====== SUPPLIED ENTRIES ======

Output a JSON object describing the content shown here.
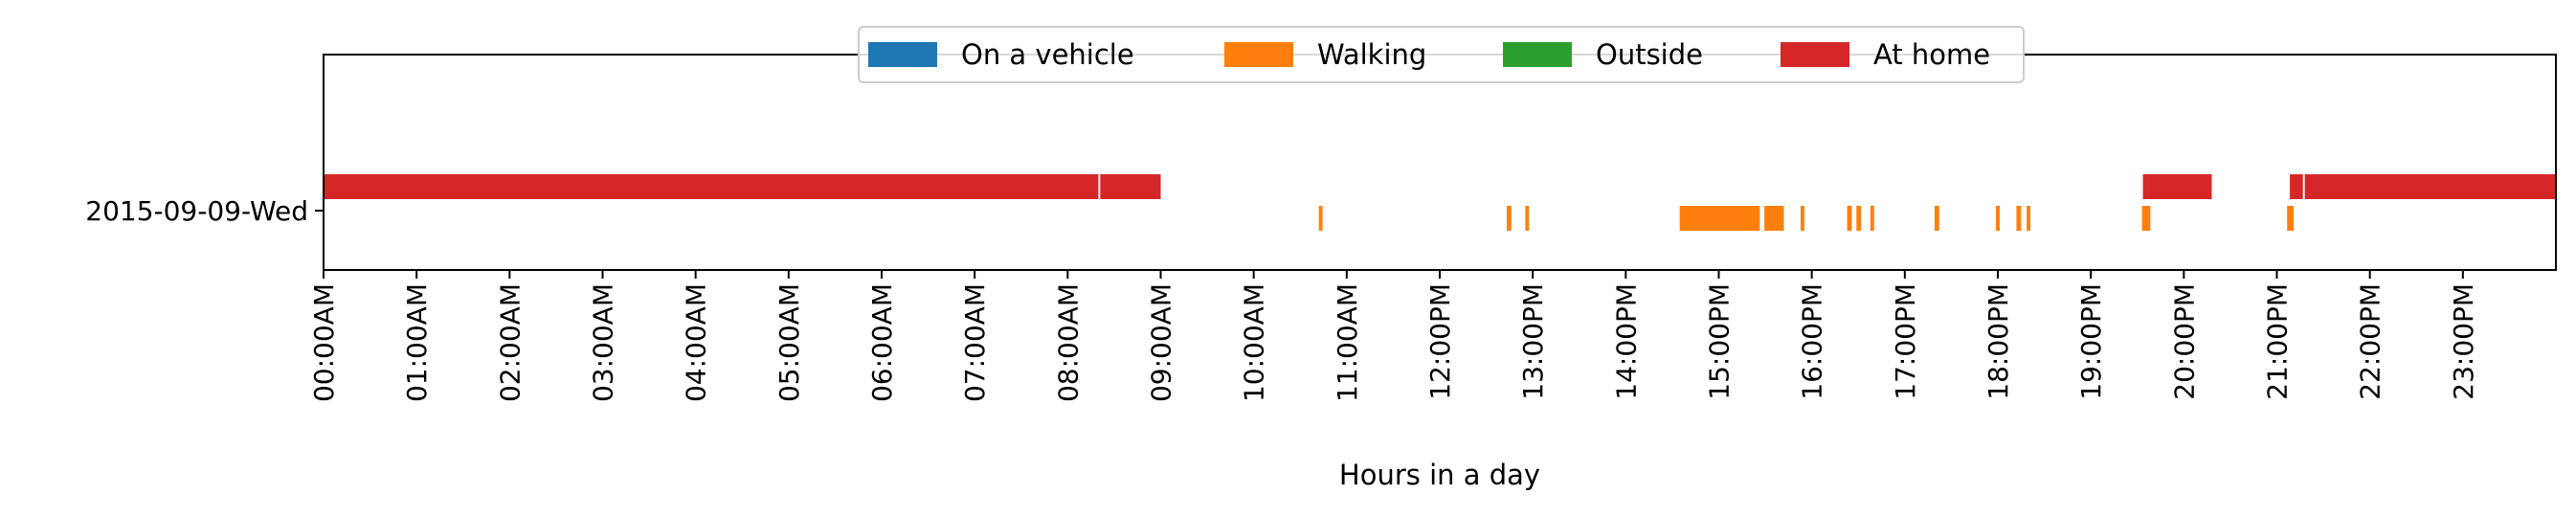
{
  "chart_data": {
    "type": "timeline",
    "xlabel": "Hours in a day",
    "ylabel": "",
    "xlim": [
      0,
      24
    ],
    "x_ticks": [
      "00:00AM",
      "01:00AM",
      "02:00AM",
      "03:00AM",
      "04:00AM",
      "05:00AM",
      "06:00AM",
      "07:00AM",
      "08:00AM",
      "09:00AM",
      "10:00AM",
      "11:00AM",
      "12:00PM",
      "13:00PM",
      "14:00PM",
      "15:00PM",
      "16:00PM",
      "17:00PM",
      "18:00PM",
      "19:00PM",
      "20:00PM",
      "21:00PM",
      "22:00PM",
      "23:00PM"
    ],
    "categories": [
      "2015-09-09-Wed"
    ],
    "legend": {
      "position": "top-center"
    },
    "grid": false,
    "series": [
      {
        "name": "On a vehicle",
        "color": "#1f77b4",
        "lane": "top",
        "intervals": []
      },
      {
        "name": "Walking",
        "color": "#ff7f0e",
        "lane": "bottom",
        "intervals": [
          [
            10.7,
            10.74
          ],
          [
            12.72,
            12.77
          ],
          [
            12.92,
            12.96
          ],
          [
            14.58,
            15.44
          ],
          [
            15.49,
            15.7
          ],
          [
            15.88,
            15.92
          ],
          [
            16.38,
            16.43
          ],
          [
            16.48,
            16.53
          ],
          [
            16.63,
            16.67
          ],
          [
            17.32,
            17.37
          ],
          [
            17.98,
            18.02
          ],
          [
            18.2,
            18.25
          ],
          [
            18.31,
            18.35
          ],
          [
            19.55,
            19.64
          ],
          [
            21.11,
            21.18
          ]
        ]
      },
      {
        "name": "Outside",
        "color": "#2ca02c",
        "lane": "top",
        "intervals": []
      },
      {
        "name": "At home",
        "color": "#d62728",
        "lane": "top",
        "intervals": [
          [
            0.0,
            8.33
          ],
          [
            8.35,
            9.0
          ],
          [
            19.56,
            20.3
          ],
          [
            21.14,
            21.28
          ],
          [
            21.3,
            23.99
          ]
        ]
      }
    ]
  }
}
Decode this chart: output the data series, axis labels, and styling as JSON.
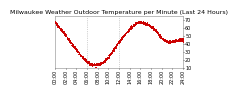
{
  "title": "Milwaukee Weather Outdoor Temperature per Minute (Last 24 Hours)",
  "line_color": "#cc0000",
  "bg_color": "#ffffff",
  "grid_color": "#cccccc",
  "ylim": [
    10,
    75
  ],
  "xlim": [
    0,
    1440
  ],
  "yticks": [
    10,
    20,
    30,
    40,
    50,
    60,
    70
  ],
  "ytick_labels": [
    "10",
    "20",
    "30",
    "40",
    "50",
    "60",
    "70"
  ],
  "curve_x": [
    0,
    50,
    100,
    150,
    200,
    250,
    300,
    350,
    400,
    450,
    500,
    550,
    600,
    650,
    700,
    750,
    800,
    850,
    900,
    950,
    1000,
    1050,
    1100,
    1150,
    1200,
    1250,
    1300,
    1350,
    1400,
    1440
  ],
  "curve_y": [
    67,
    60,
    53,
    46,
    38,
    31,
    24,
    19,
    15,
    14,
    15,
    18,
    24,
    32,
    40,
    47,
    54,
    60,
    65,
    67,
    66,
    64,
    60,
    54,
    47,
    43,
    43,
    44,
    45,
    45
  ],
  "vline_positions": [
    360,
    720
  ],
  "vline_color": "#aaaaaa",
  "title_fontsize": 4.5,
  "tick_fontsize": 3.5,
  "marker_size": 0.5,
  "xtick_every": 120,
  "noise_std": 0.9
}
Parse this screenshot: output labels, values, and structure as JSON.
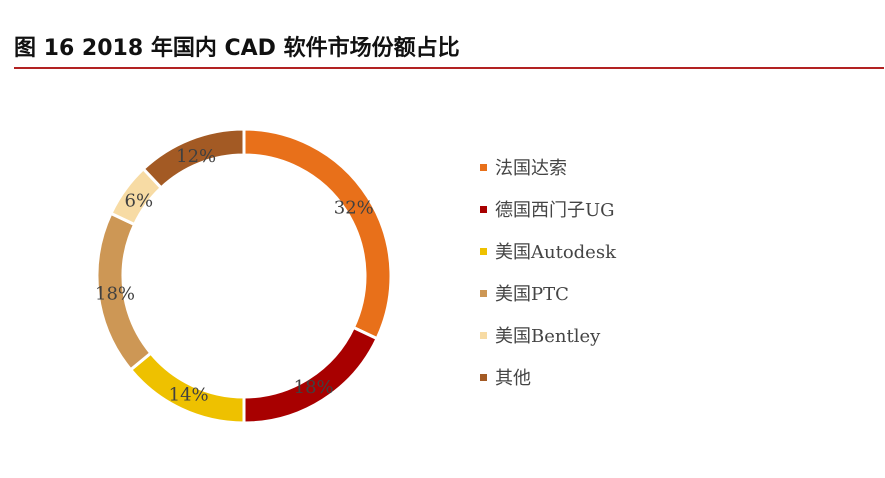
{
  "title": "图 16 2018 年国内 CAD 软件市场份额占比",
  "chart_data": {
    "type": "pie",
    "variant": "donut",
    "legend_position": "right",
    "series": [
      {
        "name": "法国达索",
        "value": 32,
        "label": "32%",
        "color": "#e8701a"
      },
      {
        "name": "德国西门子UG",
        "value": 18,
        "label": "18%",
        "color": "#a80000"
      },
      {
        "name": "美国Autodesk",
        "value": 14,
        "label": "14%",
        "color": "#eec100"
      },
      {
        "name": "美国PTC",
        "value": 18,
        "label": "18%",
        "color": "#cd9755"
      },
      {
        "name": "美国Bentley",
        "value": 6,
        "label": "6%",
        "color": "#f7dba4"
      },
      {
        "name": "其他",
        "value": 12,
        "label": "12%",
        "color": "#a35a24"
      }
    ]
  }
}
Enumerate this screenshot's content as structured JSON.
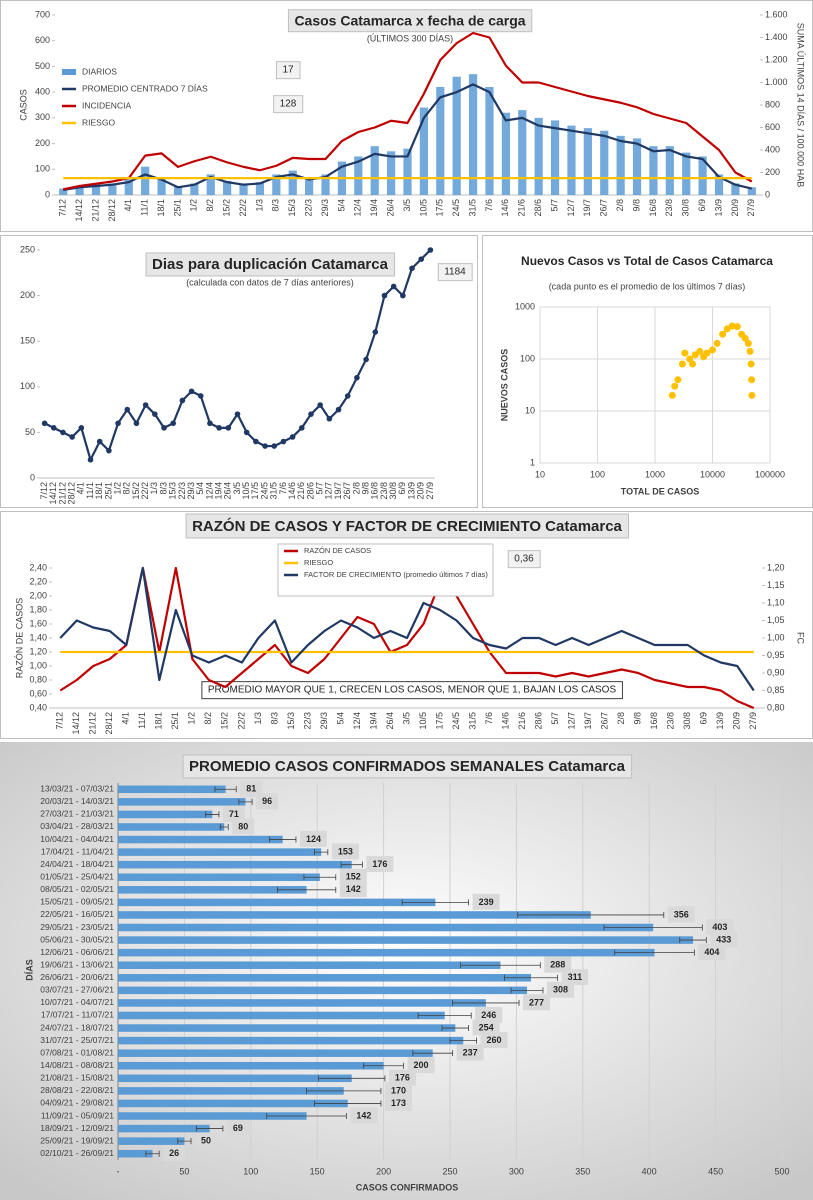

======

(REQUEST):
Reproduce the material above in full and without alteration, but skip all pictures.

(REPLY TO THE EXERCISE):
Output a JSON object describing the content shown here.
{
  "chart_data": {
    "type": "timeline",
    "xlabel": "Hours in a day",
    "ylabel": "",
    "xlim": [
      0,
      24
    ],
    "x_ticks": [
      "00:00AM",
      "01:00AM",
      "02:00AM",
      "03:00AM",
      "04:00AM",
      "05:00AM",
      "06:00AM",
      "07:00AM",
      "08:00AM",
      "09:00AM",
      "10:00AM",
      "11:00AM",
      "12:00PM",
      "13:00PM",
      "14:00PM",
      "15:00PM",
      "16:00PM",
      "17:00PM",
      "18:00PM",
      "19:00PM",
      "20:00PM",
      "21:00PM",
      "22:00PM",
      "23:00PM"
    ],
    "categories": [
      "2015-09-09-Wed"
    ],
    "legend": {
      "position": "top-center"
    },
    "grid": false,
    "series": [
      {
        "name": "On a vehicle",
        "color": "#1f77b4",
        "lane": "top",
        "intervals": []
      },
      {
        "name": "Walking",
        "color": "#ff7f0e",
        "lane": "bottom",
        "intervals": [
          [
            10.7,
            10.74
          ],
          [
            12.72,
            12.77
          ],
          [
            12.92,
            12.96
          ],
          [
            14.58,
            15.44
          ],
          [
            15.49,
            15.7
          ],
          [
            15.88,
            15.92
          ],
          [
            16.38,
            16.43
          ],
          [
            16.48,
            16.53
          ],
          [
            16.63,
            16.67
          ],
          [
            17.32,
            17.37
          ],
          [
            17.98,
            18.02
          ],
          [
            18.2,
            18.25
          ],
          [
            18.31,
            18.35
          ],
          [
            19.55,
            19.64
          ],
          [
            21.11,
            21.18
          ]
        ]
      },
      {
        "name": "Outside",
        "color": "#2ca02c",
        "lane": "top",
        "intervals": []
      },
      {
        "name": "At home",
        "color": "#d62728",
        "lane": "top",
        "intervals": [
          [
            0.0,
            8.33
          ],
          [
            8.35,
            9.0
          ],
          [
            19.56,
            20.3
          ],
          [
            21.14,
            21.28
          ],
          [
            21.3,
            23.99
          ]
        ]
      }
    ]
  }
}
Decode this chart: output the data series, axis labels, and styling as JSON.
{
  "title": "Milwaukee Weather Outdoor Temperature per Minute (Last 24 Hours)",
  "line_color": "#cc0000",
  "bg_color": "#ffffff",
  "grid_color": "#cccccc",
  "ylim": [
    10,
    75
  ],
  "xlim": [
    0,
    1440
  ],
  "yticks": [
    10,
    20,
    30,
    40,
    50,
    60,
    70
  ],
  "ytick_labels": [
    "10",
    "20",
    "30",
    "40",
    "50",
    "60",
    "70"
  ],
  "curve_x": [
    0,
    50,
    100,
    150,
    200,
    250,
    300,
    350,
    400,
    450,
    500,
    550,
    600,
    650,
    700,
    750,
    800,
    850,
    900,
    950,
    1000,
    1050,
    1100,
    1150,
    1200,
    1250,
    1300,
    1350,
    1400,
    1440
  ],
  "curve_y": [
    67,
    60,
    53,
    46,
    38,
    31,
    24,
    19,
    15,
    14,
    15,
    18,
    24,
    32,
    40,
    47,
    54,
    60,
    65,
    67,
    66,
    64,
    60,
    54,
    47,
    43,
    43,
    44,
    45,
    45
  ],
  "vline_positions": [
    360,
    720
  ],
  "vline_color": "#aaaaaa",
  "title_fontsize": 4.5,
  "tick_fontsize": 3.5,
  "marker_size": 0.5,
  "xtick_every": 120,
  "noise_std": 0.9
}
Parse this screenshot: output labels, values, and structure as JSON.
{
  "title": "图 16 2018 年国内 CAD 软件市场份额占比",
  "chart_data": {
    "type": "pie",
    "variant": "donut",
    "legend_position": "right",
    "series": [
      {
        "name": "法国达索",
        "value": 32,
        "label": "32%",
        "color": "#e8701a"
      },
      {
        "name": "德国西门子UG",
        "value": 18,
        "label": "18%",
        "color": "#a80000"
      },
      {
        "name": "美国Autodesk",
        "value": 14,
        "label": "14%",
        "color": "#eec100"
      },
      {
        "name": "美国PTC",
        "value": 18,
        "label": "18%",
        "color": "#cd9755"
      },
      {
        "name": "美国Bentley",
        "value": 6,
        "label": "6%",
        "color": "#f7dba4"
      },
      {
        "name": "其他",
        "value": 12,
        "label": "12%",
        "color": "#a35a24"
      }
    ]
  }
}
Enumerate this screenshot's content as structured JSON.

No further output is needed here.